[Passage shown]
Electronics Failure Analysis Services – FIB Isolation and Editing

The focused ion beam (FIP) is a powerful tool in the hands of a skilled electronics failure analysis engineer.  In this post, we use the metaphor of a surgeon wielding a scalpel to help explain the power and versatility of the FIB system.

Imagine, if you will, a futuristic surgery theater. A surgeon sits before a sprawling bank of monitors showing images of a patient that has been magnified to sizes tens or hundreds of thousands of times larger than they would appear to her naked eye.

She rests her fingers delicately on a panel of knobs, sliders, and joysticks, carefully adjusting each input to calibrate her instruments. A few moments of fine-tuning and the target of her procedure crystallizes into focus: a microscopic defect that, despite its size, seriously threatens the patient’s life.

She quickly drafts a surgical plan on the image; instead of forceps or a scalpel, she brings a tightly focused particle beam to bear, making infinitesimally small, precisely placed incisions isolating the anomalous target from its surroundings.  A quick twiddle of the controls and the energy beam becomes a tool for reconstruction instead of excision. The surgeon deftly reroutes the affected parts of the patient’s anatomy to circumvent the faulty material, ensuring a full recovery.

[Information provided]
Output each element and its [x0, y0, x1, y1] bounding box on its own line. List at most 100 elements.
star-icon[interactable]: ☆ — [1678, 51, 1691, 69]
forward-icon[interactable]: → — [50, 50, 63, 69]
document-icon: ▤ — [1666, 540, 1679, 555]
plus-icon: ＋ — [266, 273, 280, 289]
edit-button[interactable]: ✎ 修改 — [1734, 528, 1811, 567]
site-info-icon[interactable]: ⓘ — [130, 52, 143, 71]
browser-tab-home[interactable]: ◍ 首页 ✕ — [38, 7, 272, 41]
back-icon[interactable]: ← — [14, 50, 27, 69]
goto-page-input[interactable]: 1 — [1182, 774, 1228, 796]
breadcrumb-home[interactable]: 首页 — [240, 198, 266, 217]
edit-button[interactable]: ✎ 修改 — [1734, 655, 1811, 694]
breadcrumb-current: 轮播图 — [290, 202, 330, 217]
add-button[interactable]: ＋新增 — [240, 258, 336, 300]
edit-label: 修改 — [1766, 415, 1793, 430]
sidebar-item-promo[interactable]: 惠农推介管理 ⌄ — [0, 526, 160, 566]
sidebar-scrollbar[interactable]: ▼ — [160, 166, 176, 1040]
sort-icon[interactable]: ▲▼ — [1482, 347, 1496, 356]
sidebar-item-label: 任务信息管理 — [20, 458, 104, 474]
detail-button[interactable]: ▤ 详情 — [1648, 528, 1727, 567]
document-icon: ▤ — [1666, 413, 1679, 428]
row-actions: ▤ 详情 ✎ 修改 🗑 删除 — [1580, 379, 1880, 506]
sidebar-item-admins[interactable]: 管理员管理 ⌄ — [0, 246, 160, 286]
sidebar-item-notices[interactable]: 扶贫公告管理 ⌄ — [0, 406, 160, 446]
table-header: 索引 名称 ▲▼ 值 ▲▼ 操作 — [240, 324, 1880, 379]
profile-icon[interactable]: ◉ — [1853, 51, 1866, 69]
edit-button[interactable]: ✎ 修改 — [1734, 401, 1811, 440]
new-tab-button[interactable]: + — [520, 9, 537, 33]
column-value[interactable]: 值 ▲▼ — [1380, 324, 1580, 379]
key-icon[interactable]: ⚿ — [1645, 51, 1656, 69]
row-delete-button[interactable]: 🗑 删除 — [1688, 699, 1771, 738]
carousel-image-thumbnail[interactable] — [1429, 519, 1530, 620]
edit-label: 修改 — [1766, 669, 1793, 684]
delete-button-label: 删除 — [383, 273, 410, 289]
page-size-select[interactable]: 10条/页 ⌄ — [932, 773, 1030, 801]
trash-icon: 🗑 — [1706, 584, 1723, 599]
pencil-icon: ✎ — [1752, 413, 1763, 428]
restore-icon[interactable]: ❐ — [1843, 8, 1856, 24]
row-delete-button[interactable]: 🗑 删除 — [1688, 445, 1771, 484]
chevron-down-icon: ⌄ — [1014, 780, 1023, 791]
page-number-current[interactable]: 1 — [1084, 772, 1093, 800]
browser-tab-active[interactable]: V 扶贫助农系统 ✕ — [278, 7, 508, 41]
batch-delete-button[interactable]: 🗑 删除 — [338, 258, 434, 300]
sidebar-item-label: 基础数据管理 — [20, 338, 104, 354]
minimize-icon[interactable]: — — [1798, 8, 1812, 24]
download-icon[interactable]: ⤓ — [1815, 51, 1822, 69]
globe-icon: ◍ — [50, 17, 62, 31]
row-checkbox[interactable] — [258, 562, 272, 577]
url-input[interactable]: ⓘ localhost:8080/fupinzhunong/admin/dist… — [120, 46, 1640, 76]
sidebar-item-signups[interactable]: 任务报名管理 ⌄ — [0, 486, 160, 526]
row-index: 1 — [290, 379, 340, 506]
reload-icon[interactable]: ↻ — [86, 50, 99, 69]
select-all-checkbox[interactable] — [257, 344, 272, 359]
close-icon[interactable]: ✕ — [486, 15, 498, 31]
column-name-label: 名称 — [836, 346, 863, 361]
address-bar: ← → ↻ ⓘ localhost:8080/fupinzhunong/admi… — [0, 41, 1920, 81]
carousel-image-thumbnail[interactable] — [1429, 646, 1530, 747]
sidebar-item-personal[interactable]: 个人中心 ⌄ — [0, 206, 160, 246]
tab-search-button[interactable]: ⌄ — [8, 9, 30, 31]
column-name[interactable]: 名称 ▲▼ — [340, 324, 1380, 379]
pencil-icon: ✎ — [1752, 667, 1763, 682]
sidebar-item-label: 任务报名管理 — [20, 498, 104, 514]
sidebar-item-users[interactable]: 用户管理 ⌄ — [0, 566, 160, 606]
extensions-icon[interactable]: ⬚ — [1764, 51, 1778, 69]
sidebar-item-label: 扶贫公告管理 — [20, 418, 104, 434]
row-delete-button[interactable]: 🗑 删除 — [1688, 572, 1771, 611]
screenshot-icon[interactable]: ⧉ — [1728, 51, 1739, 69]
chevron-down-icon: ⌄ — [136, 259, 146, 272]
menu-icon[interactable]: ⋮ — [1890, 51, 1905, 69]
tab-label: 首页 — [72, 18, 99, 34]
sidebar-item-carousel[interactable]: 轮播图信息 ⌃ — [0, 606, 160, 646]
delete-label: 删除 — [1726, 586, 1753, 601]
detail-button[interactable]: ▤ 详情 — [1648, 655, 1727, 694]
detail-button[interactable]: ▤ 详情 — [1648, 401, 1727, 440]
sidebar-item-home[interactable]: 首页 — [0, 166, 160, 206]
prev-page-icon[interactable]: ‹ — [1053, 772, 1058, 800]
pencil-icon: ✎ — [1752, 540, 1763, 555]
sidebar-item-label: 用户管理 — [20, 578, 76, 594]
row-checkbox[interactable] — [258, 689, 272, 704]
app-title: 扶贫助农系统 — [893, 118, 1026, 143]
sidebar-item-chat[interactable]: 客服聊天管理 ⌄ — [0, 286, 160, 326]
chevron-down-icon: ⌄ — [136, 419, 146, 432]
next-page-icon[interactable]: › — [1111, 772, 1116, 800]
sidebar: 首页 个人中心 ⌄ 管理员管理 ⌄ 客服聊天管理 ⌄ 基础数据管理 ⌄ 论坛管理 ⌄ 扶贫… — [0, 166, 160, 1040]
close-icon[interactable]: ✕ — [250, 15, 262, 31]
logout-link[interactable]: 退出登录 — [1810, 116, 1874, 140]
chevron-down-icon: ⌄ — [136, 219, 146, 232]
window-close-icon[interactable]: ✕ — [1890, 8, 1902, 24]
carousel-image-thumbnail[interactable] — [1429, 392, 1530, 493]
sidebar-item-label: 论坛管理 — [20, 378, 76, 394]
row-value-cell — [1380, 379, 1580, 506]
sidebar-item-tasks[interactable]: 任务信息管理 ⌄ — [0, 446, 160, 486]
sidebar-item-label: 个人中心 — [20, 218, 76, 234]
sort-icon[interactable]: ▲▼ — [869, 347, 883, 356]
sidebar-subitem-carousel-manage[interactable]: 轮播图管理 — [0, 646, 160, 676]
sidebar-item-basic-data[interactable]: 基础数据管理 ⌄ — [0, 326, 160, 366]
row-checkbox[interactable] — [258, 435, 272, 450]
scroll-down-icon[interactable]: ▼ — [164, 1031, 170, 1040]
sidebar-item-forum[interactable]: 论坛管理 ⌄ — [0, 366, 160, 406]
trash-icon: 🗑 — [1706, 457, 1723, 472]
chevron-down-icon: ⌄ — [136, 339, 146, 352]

[Exercise brief] Continue the passage on the focused ion beam in electronics failure analysis, starting after its last sentence. The data shown here were drawn from a separate source and have no connection to the text.

[Response to this task]
What may seem to be a scene ripped from the annals of schlocky science fiction movie may ring truer than one might expect, given one key disclosure: our patient is not a living being, but is rather an integrated circuit, wrought in silicon and metal. Our surgeon’s tool was a focused ion beam (FIB) system; the procedure she executed was not a heart bypass or tumor biopsy, but an example of FIB isolation and editing, one of many electronics failure analysis services offered by Spirit.

The focused ion beam is an extremely versatile electronics failure analysis tool, one which greatly broadens the variety of electronics failure analysis services that can be performed.

The FIB is very similar to an electron microscope, in that it uses a beam of charged particles instead of focused light to create images of nanoscopically small objects. The FIB differs, however, in that this beam can also be used to remove integrated circuit (IC) material or to catalyze chemical reactions (for example, the disassociation of atoms of metal from a carrier molecule, and the subsequent adsorption of these atoms onto the surface of a microchip).

These properties allow the FIB to be used to cut and rewire an integrated circuit, just as our hypothetical surgeon did. Such operations will generally take place during the early debug phases of a product, to identify and eliminate errors in a design. The FIB may also be used during failure analysis to confirm the root cause of failure. For example, if an open circuit is identified as the root cause of a given malfunction, an analyst may reconnect the circuit at the site of the open and retest the sample, showing that once the open is remedied the part begins functioning normally.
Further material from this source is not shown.